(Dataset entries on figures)
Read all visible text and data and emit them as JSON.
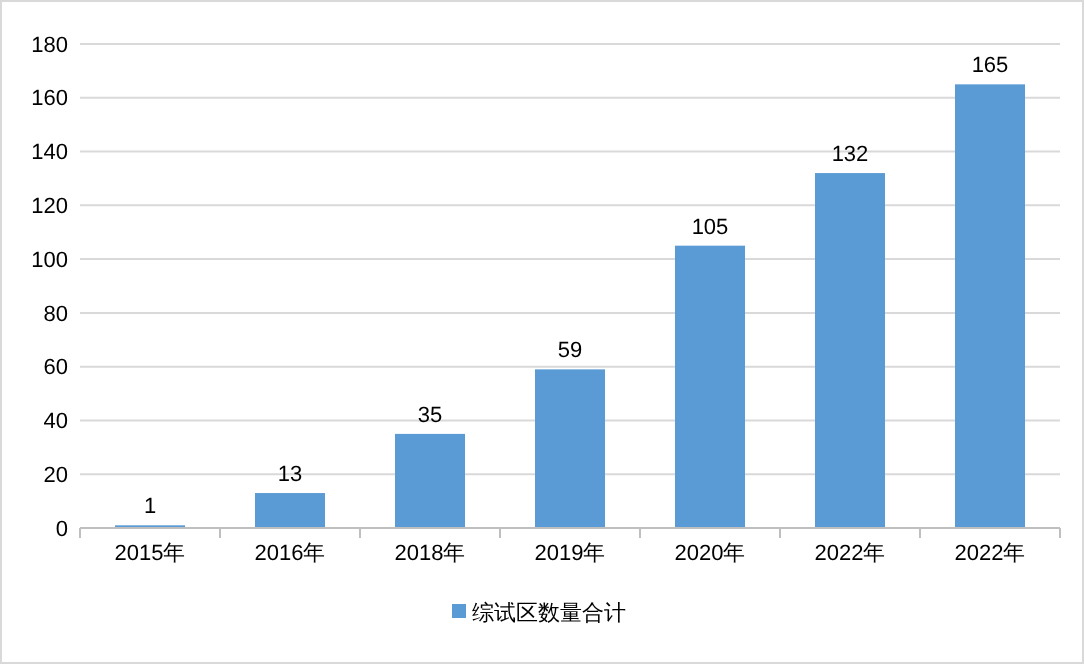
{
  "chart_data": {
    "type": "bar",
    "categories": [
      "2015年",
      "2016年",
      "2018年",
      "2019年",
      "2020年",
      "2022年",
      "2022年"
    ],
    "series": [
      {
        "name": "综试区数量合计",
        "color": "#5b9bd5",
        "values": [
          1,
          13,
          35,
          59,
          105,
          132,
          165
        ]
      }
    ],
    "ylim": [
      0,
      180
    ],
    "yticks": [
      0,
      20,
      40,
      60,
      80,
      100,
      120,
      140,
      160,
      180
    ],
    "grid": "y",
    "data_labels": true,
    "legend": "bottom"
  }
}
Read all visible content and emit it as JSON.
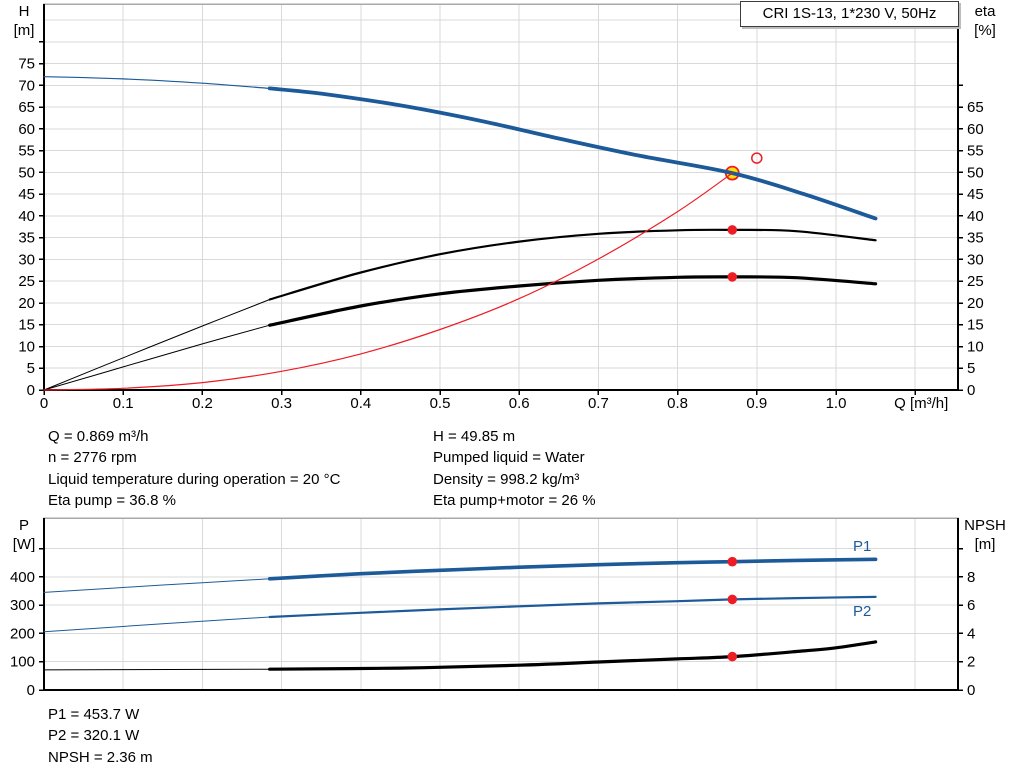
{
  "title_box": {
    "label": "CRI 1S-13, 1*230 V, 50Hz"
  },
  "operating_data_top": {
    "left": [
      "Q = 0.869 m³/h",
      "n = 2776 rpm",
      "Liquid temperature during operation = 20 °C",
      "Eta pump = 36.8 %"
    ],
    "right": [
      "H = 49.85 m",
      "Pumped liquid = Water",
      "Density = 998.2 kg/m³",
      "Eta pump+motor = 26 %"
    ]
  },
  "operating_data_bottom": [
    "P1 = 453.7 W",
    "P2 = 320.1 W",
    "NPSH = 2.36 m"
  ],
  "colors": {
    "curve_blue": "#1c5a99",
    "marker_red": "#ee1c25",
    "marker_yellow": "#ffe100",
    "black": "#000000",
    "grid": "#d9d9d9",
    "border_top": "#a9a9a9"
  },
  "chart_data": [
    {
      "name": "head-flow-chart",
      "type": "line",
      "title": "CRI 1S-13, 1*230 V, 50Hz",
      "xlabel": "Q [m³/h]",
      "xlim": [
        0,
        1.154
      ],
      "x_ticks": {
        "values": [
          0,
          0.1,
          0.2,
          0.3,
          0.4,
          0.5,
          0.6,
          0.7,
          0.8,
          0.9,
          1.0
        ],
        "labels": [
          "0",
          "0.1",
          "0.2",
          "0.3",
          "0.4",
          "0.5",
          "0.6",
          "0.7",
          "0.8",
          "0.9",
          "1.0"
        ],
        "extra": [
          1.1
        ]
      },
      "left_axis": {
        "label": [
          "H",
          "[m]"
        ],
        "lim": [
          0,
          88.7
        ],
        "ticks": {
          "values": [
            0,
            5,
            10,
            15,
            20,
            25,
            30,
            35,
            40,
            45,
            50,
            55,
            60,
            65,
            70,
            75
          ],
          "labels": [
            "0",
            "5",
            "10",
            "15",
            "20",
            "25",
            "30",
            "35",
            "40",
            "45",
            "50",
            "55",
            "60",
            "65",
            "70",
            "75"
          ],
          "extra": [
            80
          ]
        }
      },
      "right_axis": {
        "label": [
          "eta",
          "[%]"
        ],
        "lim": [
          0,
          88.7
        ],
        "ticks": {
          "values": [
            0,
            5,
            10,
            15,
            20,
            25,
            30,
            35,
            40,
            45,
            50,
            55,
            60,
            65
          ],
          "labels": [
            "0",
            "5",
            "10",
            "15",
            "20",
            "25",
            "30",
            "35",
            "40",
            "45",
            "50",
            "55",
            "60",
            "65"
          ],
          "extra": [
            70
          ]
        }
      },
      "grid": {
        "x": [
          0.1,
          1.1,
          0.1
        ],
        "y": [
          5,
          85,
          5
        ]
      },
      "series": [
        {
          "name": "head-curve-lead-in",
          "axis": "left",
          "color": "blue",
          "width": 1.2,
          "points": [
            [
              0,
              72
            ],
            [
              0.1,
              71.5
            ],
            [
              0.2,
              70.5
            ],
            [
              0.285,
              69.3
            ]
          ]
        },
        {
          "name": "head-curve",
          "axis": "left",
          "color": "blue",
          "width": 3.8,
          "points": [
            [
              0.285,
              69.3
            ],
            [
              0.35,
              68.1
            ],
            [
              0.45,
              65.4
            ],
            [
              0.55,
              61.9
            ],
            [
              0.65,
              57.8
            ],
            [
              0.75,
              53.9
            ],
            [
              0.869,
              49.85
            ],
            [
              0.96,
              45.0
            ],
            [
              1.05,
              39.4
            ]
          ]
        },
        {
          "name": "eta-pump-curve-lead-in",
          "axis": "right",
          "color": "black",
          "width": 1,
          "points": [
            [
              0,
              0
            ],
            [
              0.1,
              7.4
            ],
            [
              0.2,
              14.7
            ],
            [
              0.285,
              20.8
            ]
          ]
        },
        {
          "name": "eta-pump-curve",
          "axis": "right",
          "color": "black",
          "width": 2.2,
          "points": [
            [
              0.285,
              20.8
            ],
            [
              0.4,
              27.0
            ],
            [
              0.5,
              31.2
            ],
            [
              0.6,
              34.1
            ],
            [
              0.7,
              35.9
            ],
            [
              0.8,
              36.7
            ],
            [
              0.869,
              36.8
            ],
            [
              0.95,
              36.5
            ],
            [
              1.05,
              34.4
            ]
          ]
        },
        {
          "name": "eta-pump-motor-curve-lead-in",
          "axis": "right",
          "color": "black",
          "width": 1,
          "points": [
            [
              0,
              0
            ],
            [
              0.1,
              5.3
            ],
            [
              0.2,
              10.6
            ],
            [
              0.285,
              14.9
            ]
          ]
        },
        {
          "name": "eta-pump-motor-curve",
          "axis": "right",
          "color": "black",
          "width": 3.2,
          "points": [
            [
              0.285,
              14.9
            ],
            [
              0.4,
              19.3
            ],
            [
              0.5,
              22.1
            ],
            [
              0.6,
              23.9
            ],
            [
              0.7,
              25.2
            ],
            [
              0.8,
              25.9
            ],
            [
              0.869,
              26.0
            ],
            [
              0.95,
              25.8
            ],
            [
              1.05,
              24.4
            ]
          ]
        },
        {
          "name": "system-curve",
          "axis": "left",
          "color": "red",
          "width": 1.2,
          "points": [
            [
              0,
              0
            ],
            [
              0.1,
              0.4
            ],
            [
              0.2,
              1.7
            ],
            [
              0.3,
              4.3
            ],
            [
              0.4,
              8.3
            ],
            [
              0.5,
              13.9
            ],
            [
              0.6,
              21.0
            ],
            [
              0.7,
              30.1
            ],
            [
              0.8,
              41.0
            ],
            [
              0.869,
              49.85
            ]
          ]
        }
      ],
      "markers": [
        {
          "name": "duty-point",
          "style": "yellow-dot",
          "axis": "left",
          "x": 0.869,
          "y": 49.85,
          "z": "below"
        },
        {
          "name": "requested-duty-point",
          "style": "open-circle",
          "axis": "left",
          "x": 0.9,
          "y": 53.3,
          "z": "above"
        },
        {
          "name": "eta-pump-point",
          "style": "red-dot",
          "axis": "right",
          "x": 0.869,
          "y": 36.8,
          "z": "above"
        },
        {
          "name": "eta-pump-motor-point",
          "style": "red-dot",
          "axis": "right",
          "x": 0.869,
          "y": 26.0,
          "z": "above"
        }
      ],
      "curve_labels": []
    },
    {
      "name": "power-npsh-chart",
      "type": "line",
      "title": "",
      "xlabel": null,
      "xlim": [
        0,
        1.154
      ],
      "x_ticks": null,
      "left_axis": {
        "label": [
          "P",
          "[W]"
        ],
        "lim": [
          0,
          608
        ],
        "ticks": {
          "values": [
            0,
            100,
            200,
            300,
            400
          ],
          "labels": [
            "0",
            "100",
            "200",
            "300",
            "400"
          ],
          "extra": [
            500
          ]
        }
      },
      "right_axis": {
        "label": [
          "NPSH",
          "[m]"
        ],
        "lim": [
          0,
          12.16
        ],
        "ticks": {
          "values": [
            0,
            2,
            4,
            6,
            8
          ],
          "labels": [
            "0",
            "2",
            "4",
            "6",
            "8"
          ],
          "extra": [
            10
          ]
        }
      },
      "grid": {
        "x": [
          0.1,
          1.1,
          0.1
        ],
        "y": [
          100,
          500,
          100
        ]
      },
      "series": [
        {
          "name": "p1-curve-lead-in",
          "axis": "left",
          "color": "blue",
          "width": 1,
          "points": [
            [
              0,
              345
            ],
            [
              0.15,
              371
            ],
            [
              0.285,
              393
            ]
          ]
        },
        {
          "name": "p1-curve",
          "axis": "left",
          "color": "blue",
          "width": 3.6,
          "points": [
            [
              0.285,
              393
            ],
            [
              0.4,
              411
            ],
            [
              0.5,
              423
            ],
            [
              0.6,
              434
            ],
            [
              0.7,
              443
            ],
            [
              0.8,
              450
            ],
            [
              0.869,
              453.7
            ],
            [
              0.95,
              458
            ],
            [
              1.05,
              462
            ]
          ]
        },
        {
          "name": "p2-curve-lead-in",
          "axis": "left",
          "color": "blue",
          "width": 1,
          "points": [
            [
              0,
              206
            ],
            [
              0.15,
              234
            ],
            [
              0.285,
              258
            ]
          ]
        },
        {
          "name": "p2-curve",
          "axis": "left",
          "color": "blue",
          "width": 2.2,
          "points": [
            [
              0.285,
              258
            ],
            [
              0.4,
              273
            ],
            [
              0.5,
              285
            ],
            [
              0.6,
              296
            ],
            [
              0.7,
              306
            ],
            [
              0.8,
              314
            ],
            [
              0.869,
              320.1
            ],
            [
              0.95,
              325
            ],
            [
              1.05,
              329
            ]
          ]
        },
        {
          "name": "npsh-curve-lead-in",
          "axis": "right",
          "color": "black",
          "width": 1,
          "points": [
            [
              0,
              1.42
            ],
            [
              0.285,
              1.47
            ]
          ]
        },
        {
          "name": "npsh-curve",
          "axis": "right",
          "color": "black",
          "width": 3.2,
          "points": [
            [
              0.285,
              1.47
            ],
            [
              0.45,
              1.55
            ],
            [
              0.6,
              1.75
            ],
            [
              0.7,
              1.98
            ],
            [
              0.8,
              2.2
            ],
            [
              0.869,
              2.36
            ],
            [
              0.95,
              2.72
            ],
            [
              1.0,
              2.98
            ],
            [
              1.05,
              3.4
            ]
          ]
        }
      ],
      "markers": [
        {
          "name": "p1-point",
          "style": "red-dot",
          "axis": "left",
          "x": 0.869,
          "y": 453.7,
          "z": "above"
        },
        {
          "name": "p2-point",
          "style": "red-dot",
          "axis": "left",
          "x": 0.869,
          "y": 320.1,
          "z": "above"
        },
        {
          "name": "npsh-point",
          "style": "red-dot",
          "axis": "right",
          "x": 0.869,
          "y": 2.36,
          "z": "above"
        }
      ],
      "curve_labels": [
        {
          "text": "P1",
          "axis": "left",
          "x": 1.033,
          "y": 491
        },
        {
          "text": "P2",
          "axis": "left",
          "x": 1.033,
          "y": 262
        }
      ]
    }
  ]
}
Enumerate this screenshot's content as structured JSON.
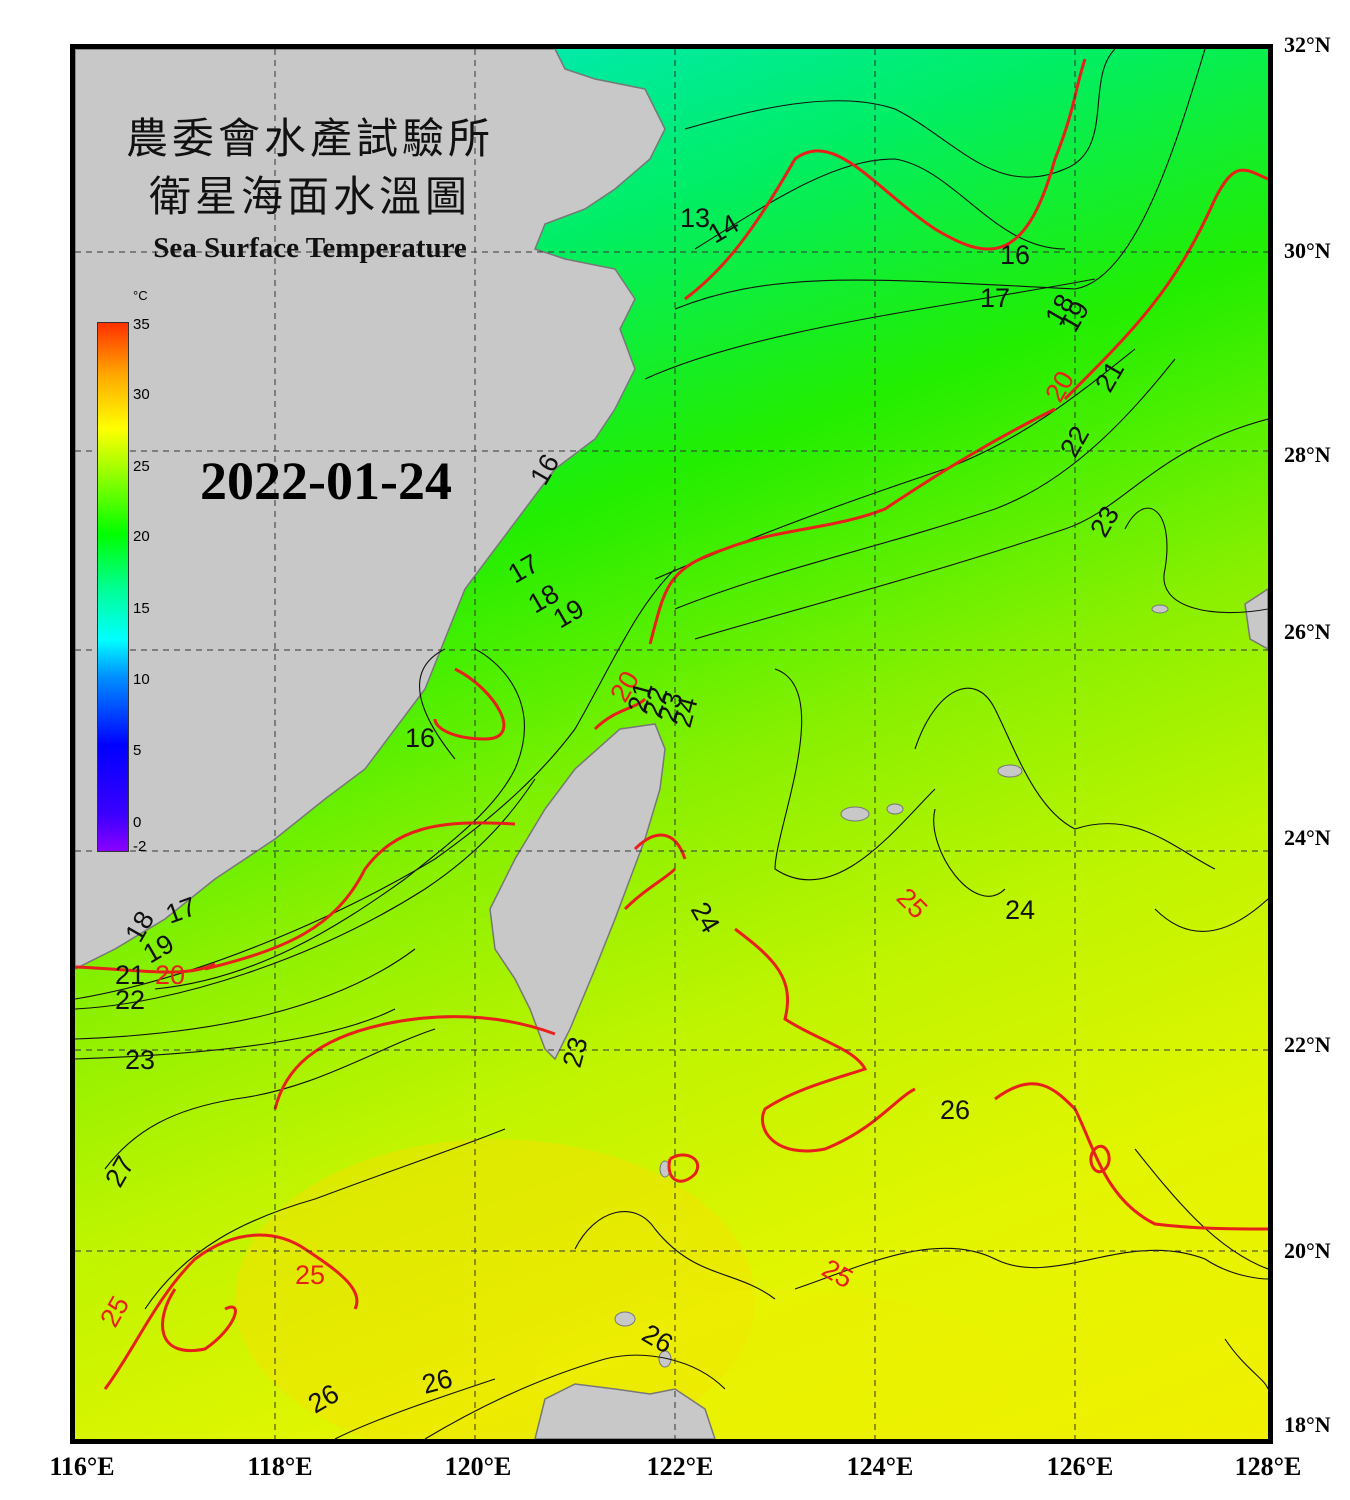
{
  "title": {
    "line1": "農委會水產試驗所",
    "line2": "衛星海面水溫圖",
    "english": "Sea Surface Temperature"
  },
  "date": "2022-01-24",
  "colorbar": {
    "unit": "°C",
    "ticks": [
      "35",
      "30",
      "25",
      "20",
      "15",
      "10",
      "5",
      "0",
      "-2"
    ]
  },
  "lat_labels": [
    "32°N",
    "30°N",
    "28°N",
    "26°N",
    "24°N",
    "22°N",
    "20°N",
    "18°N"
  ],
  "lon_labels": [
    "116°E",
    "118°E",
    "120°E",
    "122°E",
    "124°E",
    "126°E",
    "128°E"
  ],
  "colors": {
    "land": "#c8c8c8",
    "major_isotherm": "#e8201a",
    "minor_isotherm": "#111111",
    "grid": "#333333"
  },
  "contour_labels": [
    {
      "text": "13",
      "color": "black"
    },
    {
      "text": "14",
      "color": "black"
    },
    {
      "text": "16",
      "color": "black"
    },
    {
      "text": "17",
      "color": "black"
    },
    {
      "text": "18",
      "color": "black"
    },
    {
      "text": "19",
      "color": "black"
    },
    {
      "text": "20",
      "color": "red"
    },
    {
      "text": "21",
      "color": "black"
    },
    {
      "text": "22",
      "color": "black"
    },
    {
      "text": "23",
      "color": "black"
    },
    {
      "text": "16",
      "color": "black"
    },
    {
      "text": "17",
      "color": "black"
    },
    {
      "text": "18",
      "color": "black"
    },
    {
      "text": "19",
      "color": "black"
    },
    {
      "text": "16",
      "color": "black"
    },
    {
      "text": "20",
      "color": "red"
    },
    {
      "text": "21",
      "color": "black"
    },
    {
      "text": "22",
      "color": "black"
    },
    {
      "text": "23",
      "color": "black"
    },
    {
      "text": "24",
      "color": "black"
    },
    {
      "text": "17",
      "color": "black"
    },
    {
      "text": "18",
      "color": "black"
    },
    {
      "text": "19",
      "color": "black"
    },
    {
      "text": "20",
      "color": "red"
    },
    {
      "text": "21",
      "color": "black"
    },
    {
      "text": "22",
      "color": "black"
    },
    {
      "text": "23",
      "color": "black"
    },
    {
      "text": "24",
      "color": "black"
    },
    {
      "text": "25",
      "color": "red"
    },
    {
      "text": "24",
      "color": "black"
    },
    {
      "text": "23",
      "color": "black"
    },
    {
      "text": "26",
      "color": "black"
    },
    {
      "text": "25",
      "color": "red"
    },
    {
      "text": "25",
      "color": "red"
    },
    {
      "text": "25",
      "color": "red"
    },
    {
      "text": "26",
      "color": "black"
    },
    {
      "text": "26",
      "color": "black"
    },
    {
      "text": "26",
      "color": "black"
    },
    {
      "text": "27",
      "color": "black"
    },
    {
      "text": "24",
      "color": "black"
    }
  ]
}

JOB -> Identify lines with the string "emit". Copy each one.

EXERCISE OUTPUT ->
Read all visible text and data and emit them as JSON.
Read all visible content and emit it as JSON.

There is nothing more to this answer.